_OBJECTIVE_.
Locate the word "Enter" in the material, then show every line that holds it.

_RECORDS FOR THE EXERCISE_.
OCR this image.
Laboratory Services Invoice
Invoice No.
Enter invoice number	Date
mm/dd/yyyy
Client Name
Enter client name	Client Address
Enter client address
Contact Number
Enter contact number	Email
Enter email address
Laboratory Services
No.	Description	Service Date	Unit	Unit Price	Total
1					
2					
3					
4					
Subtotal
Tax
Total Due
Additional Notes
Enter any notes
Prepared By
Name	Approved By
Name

--

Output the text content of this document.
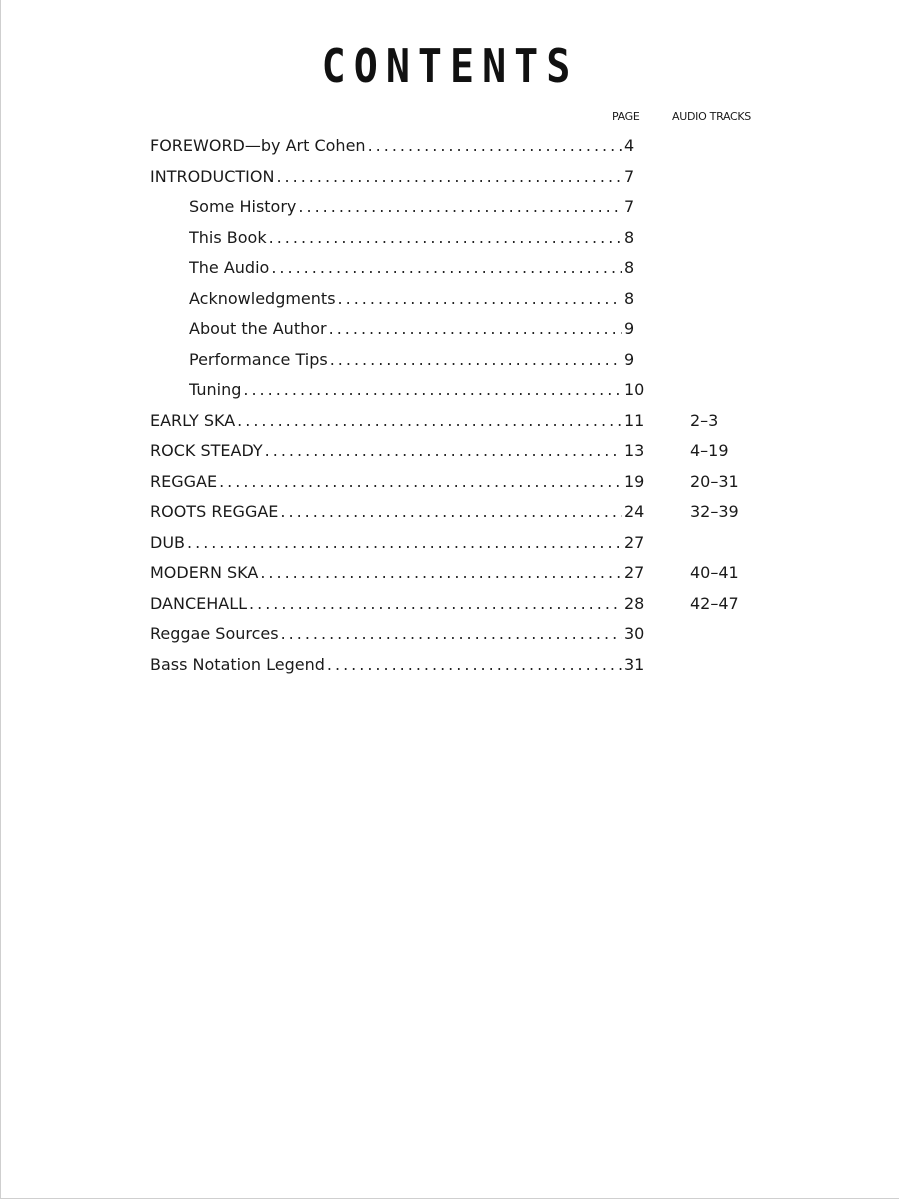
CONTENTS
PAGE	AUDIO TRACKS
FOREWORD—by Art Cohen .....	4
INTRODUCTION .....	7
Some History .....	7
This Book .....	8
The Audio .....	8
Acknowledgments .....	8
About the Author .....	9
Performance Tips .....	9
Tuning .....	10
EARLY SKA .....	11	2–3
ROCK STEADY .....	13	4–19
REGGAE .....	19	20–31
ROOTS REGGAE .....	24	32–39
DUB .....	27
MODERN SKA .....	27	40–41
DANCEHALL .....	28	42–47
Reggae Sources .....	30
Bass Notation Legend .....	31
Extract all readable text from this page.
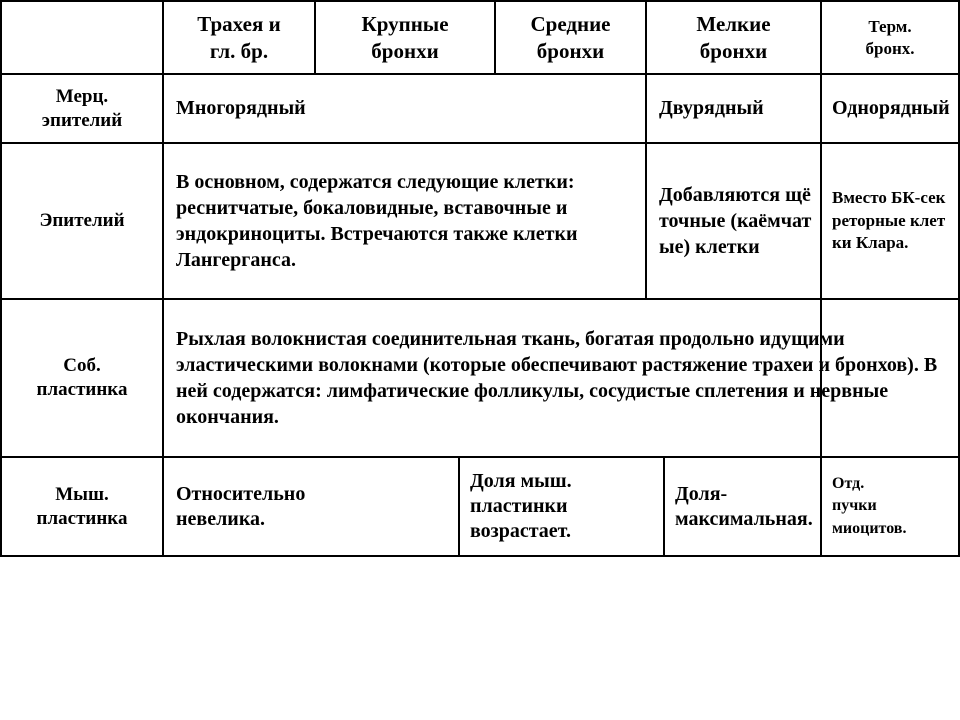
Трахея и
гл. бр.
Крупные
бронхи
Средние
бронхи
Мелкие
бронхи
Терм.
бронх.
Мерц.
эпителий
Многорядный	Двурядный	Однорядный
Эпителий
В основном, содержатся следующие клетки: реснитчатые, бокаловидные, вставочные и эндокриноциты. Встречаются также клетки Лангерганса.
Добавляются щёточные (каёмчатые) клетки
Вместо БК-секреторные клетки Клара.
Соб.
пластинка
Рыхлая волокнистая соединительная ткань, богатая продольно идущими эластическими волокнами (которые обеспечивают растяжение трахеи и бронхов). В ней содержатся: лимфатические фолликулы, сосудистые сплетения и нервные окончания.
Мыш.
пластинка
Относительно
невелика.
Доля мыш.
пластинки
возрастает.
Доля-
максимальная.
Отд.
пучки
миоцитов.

==

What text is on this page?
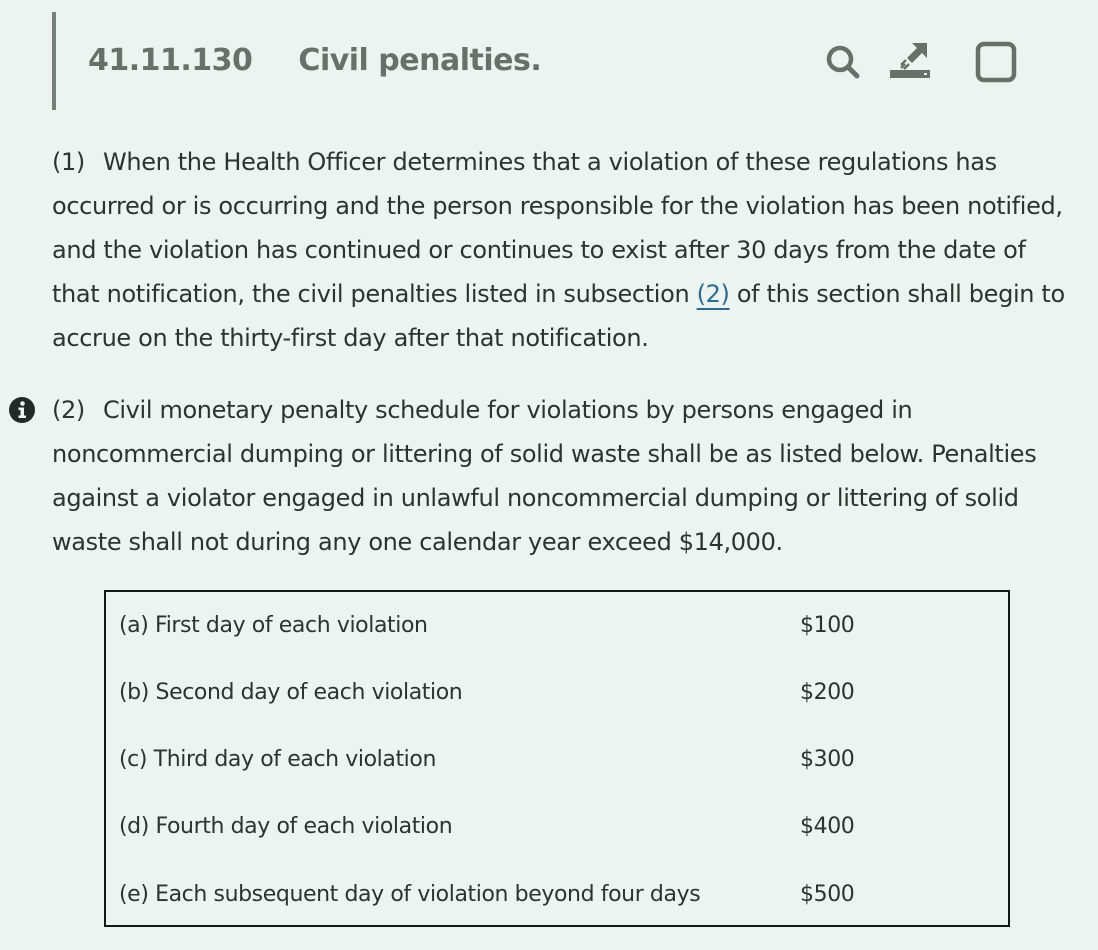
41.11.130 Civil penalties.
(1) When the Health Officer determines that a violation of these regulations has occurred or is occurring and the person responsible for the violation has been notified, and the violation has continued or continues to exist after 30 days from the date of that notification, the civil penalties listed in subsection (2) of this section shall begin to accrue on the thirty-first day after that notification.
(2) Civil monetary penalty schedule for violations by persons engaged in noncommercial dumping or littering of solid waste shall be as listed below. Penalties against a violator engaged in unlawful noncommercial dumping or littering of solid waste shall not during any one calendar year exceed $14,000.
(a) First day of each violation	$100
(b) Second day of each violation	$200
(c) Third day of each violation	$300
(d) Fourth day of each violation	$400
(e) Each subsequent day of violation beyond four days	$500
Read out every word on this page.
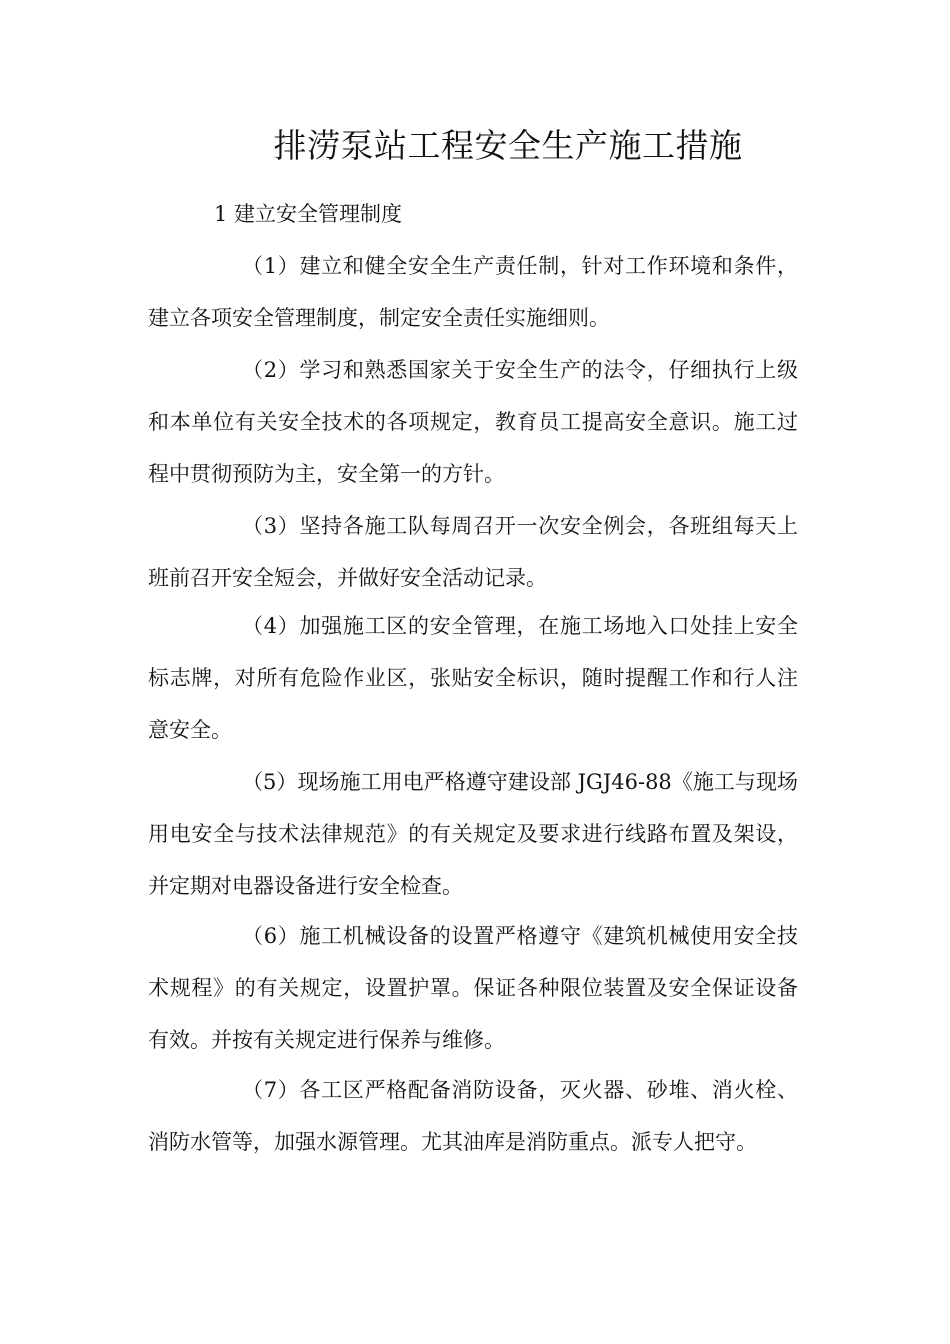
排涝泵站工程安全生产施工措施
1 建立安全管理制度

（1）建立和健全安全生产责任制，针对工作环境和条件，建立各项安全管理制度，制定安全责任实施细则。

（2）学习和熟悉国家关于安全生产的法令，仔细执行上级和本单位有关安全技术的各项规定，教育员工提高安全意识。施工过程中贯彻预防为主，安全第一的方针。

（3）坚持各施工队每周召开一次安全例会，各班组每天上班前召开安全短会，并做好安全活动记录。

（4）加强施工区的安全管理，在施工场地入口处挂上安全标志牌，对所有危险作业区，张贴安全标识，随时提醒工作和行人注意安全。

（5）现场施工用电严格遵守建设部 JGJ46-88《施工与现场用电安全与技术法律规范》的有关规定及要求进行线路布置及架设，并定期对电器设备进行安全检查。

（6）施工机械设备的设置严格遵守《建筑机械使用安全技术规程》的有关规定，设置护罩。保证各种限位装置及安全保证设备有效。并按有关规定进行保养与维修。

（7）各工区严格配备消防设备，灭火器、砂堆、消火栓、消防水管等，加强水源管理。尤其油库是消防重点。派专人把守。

_WRITTEN REPLY_.
Enter invoice number	Date
Enter client name	Client Address
Enter client address
Enter contact number	Email
Enter email address
Enter any notes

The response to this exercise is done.